> [What is expected]:
Drop every picture, then transcribe the remaining data exactly.
======== Data lines ========
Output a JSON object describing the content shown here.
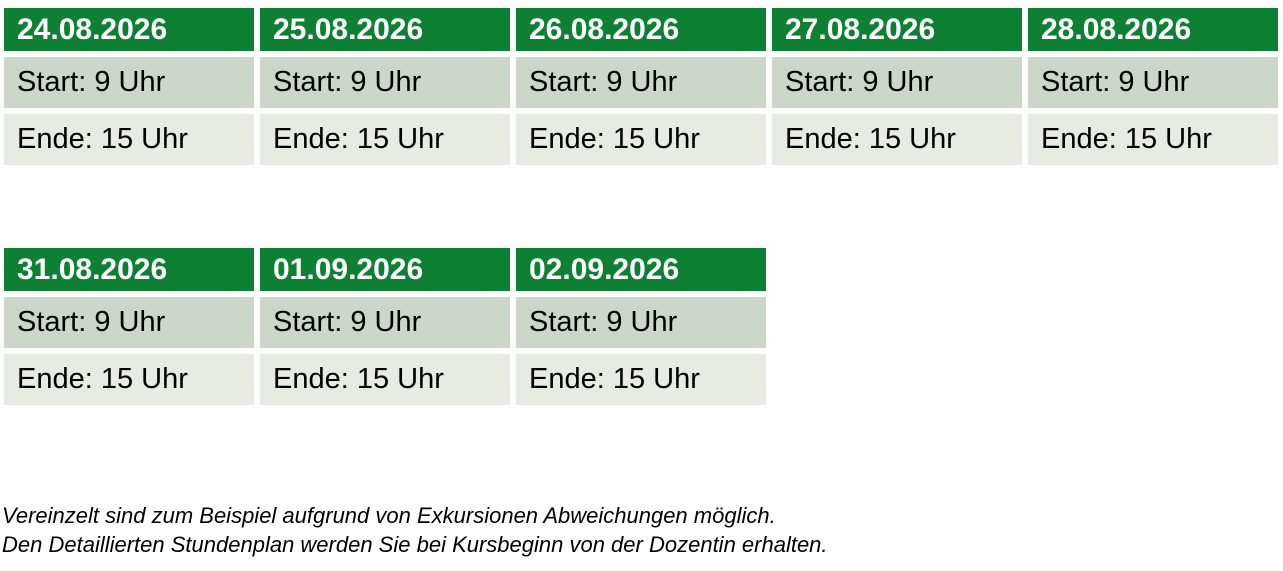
{
  "colors": {
    "header_bg": "#0E8033",
    "header_text": "#FFFFFF",
    "start_bg": "#CCD6CA",
    "end_bg": "#E6ECE4",
    "text": "#000000"
  },
  "week1": {
    "days": [
      {
        "date": "24.08.2026",
        "start": "Start: 9 Uhr",
        "end": "Ende: 15 Uhr"
      },
      {
        "date": "25.08.2026",
        "start": "Start: 9 Uhr",
        "end": "Ende: 15 Uhr"
      },
      {
        "date": "26.08.2026",
        "start": "Start: 9 Uhr",
        "end": "Ende: 15 Uhr"
      },
      {
        "date": "27.08.2026",
        "start": "Start: 9 Uhr",
        "end": "Ende: 15 Uhr"
      },
      {
        "date": "28.08.2026",
        "start": "Start: 9 Uhr",
        "end": "Ende: 15 Uhr"
      }
    ]
  },
  "week2": {
    "days": [
      {
        "date": "31.08.2026",
        "start": "Start: 9 Uhr",
        "end": "Ende: 15 Uhr"
      },
      {
        "date": "01.09.2026",
        "start": "Start: 9 Uhr",
        "end": "Ende: 15 Uhr"
      },
      {
        "date": "02.09.2026",
        "start": "Start: 9 Uhr",
        "end": "Ende: 15 Uhr"
      }
    ]
  },
  "notes": {
    "line1": "Vereinzelt sind zum Beispiel aufgrund von Exkursionen Abweichungen möglich.",
    "line2": "Den Detaillierten Stundenplan werden Sie bei Kursbeginn von der Dozentin erhalten."
  }
}
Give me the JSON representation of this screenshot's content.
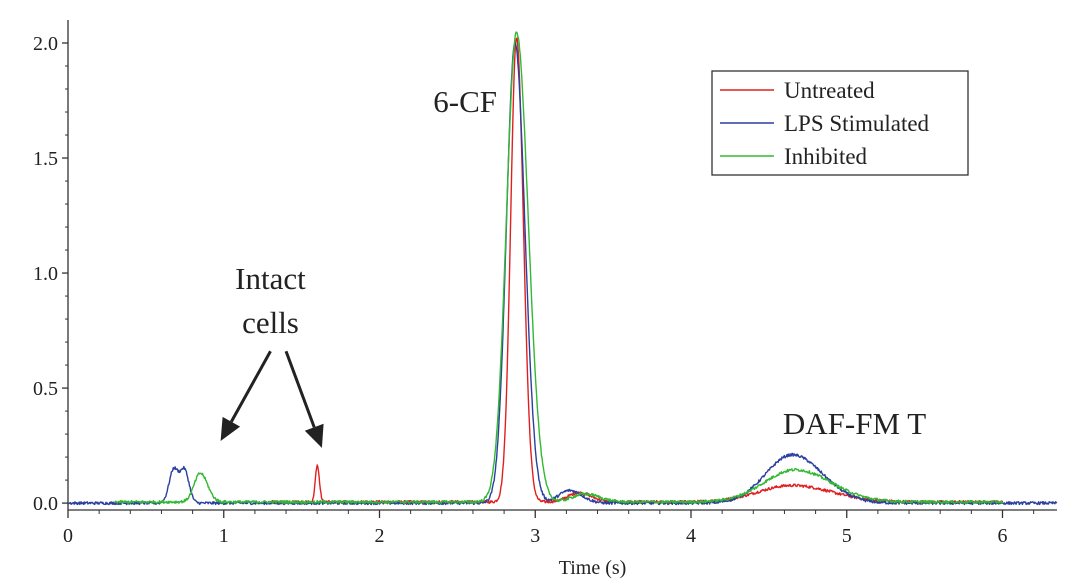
{
  "chart_data": {
    "type": "line",
    "xlabel": "Time (s)",
    "ylabel": "",
    "xlim": [
      0,
      6.35
    ],
    "ylim": [
      -0.03,
      2.1
    ],
    "x_ticks": [
      0,
      1,
      2,
      3,
      4,
      5,
      6
    ],
    "y_ticks": [
      0.0,
      0.5,
      1.0,
      1.5,
      2.0
    ],
    "x_tick_labels": [
      "0",
      "1",
      "2",
      "3",
      "4",
      "5",
      "6"
    ],
    "y_tick_labels": [
      "0.0",
      "0.5",
      "1.0",
      "1.5",
      "2.0"
    ],
    "legend_position": "top-right",
    "series": [
      {
        "name": "Untreated",
        "color": "#e02020",
        "x_range": [
          1.3,
          6.0
        ],
        "baseline": 0.005,
        "peaks": [
          {
            "center": 1.6,
            "height": 0.16,
            "width": 0.012
          },
          {
            "center": 2.88,
            "height": 2.02,
            "width": 0.038
          },
          {
            "center": 3.28,
            "height": 0.04,
            "width": 0.07
          },
          {
            "center": 4.65,
            "height": 0.072,
            "width": 0.22
          }
        ]
      },
      {
        "name": "LPS Stimulated",
        "color": "#2a3f9e",
        "x_range": [
          0.0,
          6.35
        ],
        "baseline": 0.0,
        "peaks": [
          {
            "center": 0.68,
            "height": 0.15,
            "width": 0.03
          },
          {
            "center": 0.75,
            "height": 0.13,
            "width": 0.025
          },
          {
            "center": 2.87,
            "height": 2.0,
            "width": 0.055
          },
          {
            "center": 3.22,
            "height": 0.055,
            "width": 0.07
          },
          {
            "center": 4.65,
            "height": 0.21,
            "width": 0.17
          }
        ]
      },
      {
        "name": "Inhibited",
        "color": "#33b833",
        "x_range": [
          0.3,
          6.0
        ],
        "baseline": 0.005,
        "peaks": [
          {
            "center": 0.85,
            "height": 0.125,
            "width": 0.04
          },
          {
            "center": 2.88,
            "height": 2.04,
            "width": 0.065
          },
          {
            "center": 3.32,
            "height": 0.035,
            "width": 0.08
          },
          {
            "center": 4.67,
            "height": 0.14,
            "width": 0.2
          }
        ]
      }
    ],
    "annotations": [
      {
        "text": "6-CF",
        "x": 2.55,
        "y": 1.7
      },
      {
        "text": "Intact",
        "x": 1.3,
        "y": 0.93
      },
      {
        "text": "cells",
        "x": 1.3,
        "y": 0.74
      },
      {
        "text": "DAF-FM T",
        "x": 5.05,
        "y": 0.3
      }
    ],
    "arrows": [
      {
        "from": [
          1.3,
          0.66
        ],
        "to": [
          0.98,
          0.27
        ]
      },
      {
        "from": [
          1.4,
          0.66
        ],
        "to": [
          1.63,
          0.24
        ]
      }
    ]
  }
}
========
> [Exercise response]:
Output a JSON object describing the content shown here.
{
  "colors": {
    "header_bg": "#0E8033",
    "header_text": "#FFFFFF",
    "start_bg": "#CCD6CA",
    "end_bg": "#E6ECE4",
    "text": "#000000"
  },
  "week1": {
    "days": [
      {
        "date": "24.08.2026",
        "start": "Start: 9 Uhr",
        "end": "Ende: 15 Uhr"
      },
      {
        "date": "25.08.2026",
        "start": "Start: 9 Uhr",
        "end": "Ende: 15 Uhr"
      },
      {
        "date": "26.08.2026",
        "start": "Start: 9 Uhr",
        "end": "Ende: 15 Uhr"
      },
      {
        "date": "27.08.2026",
        "start": "Start: 9 Uhr",
        "end": "Ende: 15 Uhr"
      },
      {
        "date": "28.08.2026",
        "start": "Start: 9 Uhr",
        "end": "Ende: 15 Uhr"
      }
    ]
  },
  "week2": {
    "days": [
      {
        "date": "31.08.2026",
        "start": "Start: 9 Uhr",
        "end": "Ende: 15 Uhr"
      },
      {
        "date": "01.09.2026",
        "start": "Start: 9 Uhr",
        "end": "Ende: 15 Uhr"
      },
      {
        "date": "02.09.2026",
        "start": "Start: 9 Uhr",
        "end": "Ende: 15 Uhr"
      }
    ]
  },
  "notes": {
    "line1": "Vereinzelt sind zum Beispiel aufgrund von Exkursionen Abweichungen möglich.",
    "line2": "Den Detaillierten Stundenplan werden Sie bei Kursbeginn von der Dozentin erhalten."
  }
}
Give me the JSON representation of this screenshot's content.
{
  "chart_data": {
    "type": "line",
    "xlabel": "Time (s)",
    "ylabel": "",
    "xlim": [
      0,
      6.35
    ],
    "ylim": [
      -0.03,
      2.1
    ],
    "x_ticks": [
      0,
      1,
      2,
      3,
      4,
      5,
      6
    ],
    "y_ticks": [
      0.0,
      0.5,
      1.0,
      1.5,
      2.0
    ],
    "x_tick_labels": [
      "0",
      "1",
      "2",
      "3",
      "4",
      "5",
      "6"
    ],
    "y_tick_labels": [
      "0.0",
      "0.5",
      "1.0",
      "1.5",
      "2.0"
    ],
    "legend_position": "top-right",
    "series": [
      {
        "name": "Untreated",
        "color": "#e02020",
        "x_range": [
          1.3,
          6.0
        ],
        "baseline": 0.005,
        "peaks": [
          {
            "center": 1.6,
            "height": 0.16,
            "width": 0.012
          },
          {
            "center": 2.88,
            "height": 2.02,
            "width": 0.038
          },
          {
            "center": 3.28,
            "height": 0.04,
            "width": 0.07
          },
          {
            "center": 4.65,
            "height": 0.072,
            "width": 0.22
          }
        ]
      },
      {
        "name": "LPS Stimulated",
        "color": "#2a3f9e",
        "x_range": [
          0.0,
          6.35
        ],
        "baseline": 0.0,
        "peaks": [
          {
            "center": 0.68,
            "height": 0.15,
            "width": 0.03
          },
          {
            "center": 0.75,
            "height": 0.13,
            "width": 0.025
          },
          {
            "center": 2.87,
            "height": 2.0,
            "width": 0.055
          },
          {
            "center": 3.22,
            "height": 0.055,
            "width": 0.07
          },
          {
            "center": 4.65,
            "height": 0.21,
            "width": 0.17
          }
        ]
      },
      {
        "name": "Inhibited",
        "color": "#33b833",
        "x_range": [
          0.3,
          6.0
        ],
        "baseline": 0.005,
        "peaks": [
          {
            "center": 0.85,
            "height": 0.125,
            "width": 0.04
          },
          {
            "center": 2.88,
            "height": 2.04,
            "width": 0.065
          },
          {
            "center": 3.32,
            "height": 0.035,
            "width": 0.08
          },
          {
            "center": 4.67,
            "height": 0.14,
            "width": 0.2
          }
        ]
      }
    ],
    "annotations": [
      {
        "text": "6-CF",
        "x": 2.55,
        "y": 1.7
      },
      {
        "text": "Intact",
        "x": 1.3,
        "y": 0.93
      },
      {
        "text": "cells",
        "x": 1.3,
        "y": 0.74
      },
      {
        "text": "DAF-FM T",
        "x": 5.05,
        "y": 0.3
      }
    ],
    "arrows": [
      {
        "from": [
          1.3,
          0.66
        ],
        "to": [
          0.98,
          0.27
        ]
      },
      {
        "from": [
          1.4,
          0.66
        ],
        "to": [
          1.63,
          0.24
        ]
      }
    ]
  }
}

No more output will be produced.